BEGIN DATA FOR PROCESSING
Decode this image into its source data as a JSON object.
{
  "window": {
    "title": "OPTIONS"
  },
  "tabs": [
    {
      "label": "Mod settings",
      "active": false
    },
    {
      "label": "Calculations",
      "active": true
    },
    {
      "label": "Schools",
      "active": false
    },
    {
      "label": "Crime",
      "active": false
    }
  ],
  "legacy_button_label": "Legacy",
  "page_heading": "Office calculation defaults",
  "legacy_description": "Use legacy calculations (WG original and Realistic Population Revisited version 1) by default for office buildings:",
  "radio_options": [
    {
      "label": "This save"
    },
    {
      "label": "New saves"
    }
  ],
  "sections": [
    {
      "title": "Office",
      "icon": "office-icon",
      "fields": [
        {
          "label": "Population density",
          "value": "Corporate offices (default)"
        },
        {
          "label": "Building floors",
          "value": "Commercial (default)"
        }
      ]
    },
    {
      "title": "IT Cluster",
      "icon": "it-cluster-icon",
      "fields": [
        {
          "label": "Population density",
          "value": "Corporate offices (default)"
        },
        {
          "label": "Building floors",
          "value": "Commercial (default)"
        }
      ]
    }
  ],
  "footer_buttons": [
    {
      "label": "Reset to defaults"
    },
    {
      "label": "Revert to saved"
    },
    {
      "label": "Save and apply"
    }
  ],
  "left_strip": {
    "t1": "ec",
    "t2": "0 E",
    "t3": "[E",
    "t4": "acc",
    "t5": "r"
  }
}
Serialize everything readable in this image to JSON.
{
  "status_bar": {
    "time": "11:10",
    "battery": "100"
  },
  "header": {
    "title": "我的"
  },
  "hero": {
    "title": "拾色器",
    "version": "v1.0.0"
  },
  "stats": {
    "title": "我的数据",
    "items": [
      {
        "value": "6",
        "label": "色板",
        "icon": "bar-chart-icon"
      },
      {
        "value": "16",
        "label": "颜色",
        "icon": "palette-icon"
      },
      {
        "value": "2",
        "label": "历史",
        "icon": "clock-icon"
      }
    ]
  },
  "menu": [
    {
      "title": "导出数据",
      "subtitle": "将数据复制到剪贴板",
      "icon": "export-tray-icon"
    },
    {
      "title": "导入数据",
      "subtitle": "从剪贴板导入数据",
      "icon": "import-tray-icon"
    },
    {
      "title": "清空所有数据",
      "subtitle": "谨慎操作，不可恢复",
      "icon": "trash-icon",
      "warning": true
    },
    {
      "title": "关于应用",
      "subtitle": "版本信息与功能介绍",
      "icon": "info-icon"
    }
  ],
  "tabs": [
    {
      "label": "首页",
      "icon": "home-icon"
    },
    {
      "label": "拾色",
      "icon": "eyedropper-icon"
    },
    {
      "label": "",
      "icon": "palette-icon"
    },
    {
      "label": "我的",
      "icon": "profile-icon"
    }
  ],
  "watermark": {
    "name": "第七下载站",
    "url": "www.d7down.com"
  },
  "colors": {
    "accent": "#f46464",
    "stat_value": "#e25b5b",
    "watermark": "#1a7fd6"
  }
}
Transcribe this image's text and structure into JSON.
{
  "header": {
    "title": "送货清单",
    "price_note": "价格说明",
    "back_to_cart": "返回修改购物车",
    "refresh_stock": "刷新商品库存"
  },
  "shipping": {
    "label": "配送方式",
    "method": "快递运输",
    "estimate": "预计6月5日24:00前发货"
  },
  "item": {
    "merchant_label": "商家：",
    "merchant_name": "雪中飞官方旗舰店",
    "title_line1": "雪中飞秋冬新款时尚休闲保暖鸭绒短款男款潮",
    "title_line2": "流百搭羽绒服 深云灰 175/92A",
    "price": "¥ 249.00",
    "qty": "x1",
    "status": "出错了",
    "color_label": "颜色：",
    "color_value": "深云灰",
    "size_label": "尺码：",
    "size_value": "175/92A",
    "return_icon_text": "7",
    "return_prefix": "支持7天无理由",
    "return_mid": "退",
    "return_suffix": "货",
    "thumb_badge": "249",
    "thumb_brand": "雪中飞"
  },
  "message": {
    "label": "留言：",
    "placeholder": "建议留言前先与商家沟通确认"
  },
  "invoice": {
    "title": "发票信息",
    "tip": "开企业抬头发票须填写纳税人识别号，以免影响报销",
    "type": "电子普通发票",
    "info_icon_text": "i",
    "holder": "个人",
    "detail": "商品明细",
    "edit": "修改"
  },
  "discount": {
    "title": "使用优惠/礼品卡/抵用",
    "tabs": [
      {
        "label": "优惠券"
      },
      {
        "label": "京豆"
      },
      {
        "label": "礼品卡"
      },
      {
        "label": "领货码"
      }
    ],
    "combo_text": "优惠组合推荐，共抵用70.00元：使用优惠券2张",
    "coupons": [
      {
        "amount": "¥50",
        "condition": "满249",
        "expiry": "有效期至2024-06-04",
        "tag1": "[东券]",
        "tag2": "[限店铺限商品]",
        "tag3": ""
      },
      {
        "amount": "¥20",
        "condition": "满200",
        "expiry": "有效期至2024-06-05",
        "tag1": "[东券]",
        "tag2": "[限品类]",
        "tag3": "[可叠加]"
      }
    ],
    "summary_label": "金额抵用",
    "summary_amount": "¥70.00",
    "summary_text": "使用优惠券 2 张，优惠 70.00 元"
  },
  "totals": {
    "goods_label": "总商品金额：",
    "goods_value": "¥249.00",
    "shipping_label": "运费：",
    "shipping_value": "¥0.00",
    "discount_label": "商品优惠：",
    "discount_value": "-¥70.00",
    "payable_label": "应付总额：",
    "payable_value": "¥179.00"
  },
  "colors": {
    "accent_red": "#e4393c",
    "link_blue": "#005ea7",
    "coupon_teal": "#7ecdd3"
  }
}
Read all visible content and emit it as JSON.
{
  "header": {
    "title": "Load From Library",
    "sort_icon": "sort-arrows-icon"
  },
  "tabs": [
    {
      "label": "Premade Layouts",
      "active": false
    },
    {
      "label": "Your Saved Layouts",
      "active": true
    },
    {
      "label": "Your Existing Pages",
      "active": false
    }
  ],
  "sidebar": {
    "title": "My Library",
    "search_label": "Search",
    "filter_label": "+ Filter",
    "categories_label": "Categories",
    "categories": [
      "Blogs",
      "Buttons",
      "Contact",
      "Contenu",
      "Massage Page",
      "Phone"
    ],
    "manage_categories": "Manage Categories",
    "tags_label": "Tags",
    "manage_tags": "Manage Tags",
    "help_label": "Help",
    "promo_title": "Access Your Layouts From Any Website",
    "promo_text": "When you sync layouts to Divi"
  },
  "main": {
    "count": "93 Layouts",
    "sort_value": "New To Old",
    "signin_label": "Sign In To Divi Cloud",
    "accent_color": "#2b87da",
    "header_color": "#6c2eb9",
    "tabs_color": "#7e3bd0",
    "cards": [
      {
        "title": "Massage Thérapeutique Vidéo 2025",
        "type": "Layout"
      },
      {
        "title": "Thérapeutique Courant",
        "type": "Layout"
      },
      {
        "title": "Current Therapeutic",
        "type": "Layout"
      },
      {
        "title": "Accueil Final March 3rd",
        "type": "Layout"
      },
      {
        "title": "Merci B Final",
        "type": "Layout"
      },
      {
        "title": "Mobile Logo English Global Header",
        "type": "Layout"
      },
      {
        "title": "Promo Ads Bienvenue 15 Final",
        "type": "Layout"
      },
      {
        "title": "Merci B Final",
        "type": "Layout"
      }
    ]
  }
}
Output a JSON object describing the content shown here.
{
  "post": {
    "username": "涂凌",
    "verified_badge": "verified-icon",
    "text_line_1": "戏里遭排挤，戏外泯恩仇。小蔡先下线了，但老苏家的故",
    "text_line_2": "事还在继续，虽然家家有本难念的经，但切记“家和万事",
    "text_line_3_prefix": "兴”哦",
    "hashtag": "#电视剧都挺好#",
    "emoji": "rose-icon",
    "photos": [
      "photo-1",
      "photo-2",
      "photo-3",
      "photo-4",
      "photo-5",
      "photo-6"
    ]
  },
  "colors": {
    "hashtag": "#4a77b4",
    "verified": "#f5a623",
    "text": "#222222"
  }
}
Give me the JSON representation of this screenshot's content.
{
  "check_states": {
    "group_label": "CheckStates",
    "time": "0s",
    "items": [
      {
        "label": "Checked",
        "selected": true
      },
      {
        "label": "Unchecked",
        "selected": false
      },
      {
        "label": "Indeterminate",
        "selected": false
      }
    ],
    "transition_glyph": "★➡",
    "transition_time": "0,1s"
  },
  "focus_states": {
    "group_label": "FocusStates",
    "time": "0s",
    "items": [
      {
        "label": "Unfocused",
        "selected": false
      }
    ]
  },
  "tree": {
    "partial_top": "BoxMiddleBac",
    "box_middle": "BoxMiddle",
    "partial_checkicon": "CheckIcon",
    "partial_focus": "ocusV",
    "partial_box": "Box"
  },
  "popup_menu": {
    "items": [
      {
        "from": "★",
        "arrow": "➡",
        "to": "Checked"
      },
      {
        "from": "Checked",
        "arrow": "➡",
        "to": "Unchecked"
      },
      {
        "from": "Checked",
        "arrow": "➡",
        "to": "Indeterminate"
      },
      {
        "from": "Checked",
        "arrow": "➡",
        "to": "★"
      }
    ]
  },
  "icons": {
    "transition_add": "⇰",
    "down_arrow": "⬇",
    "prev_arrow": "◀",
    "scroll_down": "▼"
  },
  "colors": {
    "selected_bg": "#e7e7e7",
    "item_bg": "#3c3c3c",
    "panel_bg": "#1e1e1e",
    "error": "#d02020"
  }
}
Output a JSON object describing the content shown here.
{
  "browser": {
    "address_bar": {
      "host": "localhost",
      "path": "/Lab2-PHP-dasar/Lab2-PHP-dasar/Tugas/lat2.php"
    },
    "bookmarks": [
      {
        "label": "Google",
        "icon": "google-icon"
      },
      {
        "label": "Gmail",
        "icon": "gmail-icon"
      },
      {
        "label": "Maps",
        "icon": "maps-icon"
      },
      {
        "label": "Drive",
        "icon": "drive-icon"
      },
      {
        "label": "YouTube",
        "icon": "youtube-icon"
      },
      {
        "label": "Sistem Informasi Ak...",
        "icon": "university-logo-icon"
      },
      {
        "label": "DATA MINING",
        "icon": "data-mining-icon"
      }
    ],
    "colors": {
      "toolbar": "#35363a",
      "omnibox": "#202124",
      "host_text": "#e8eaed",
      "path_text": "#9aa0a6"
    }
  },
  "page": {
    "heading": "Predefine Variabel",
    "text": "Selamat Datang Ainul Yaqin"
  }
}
END DATA FOR PROCESSING
→ EXERCISE DIRECTIONS: Pull every line containing "palette" out of the records.

→ SOLUTION BELOW:
        "icon": "palette-icon"
      "icon": "palette-icon"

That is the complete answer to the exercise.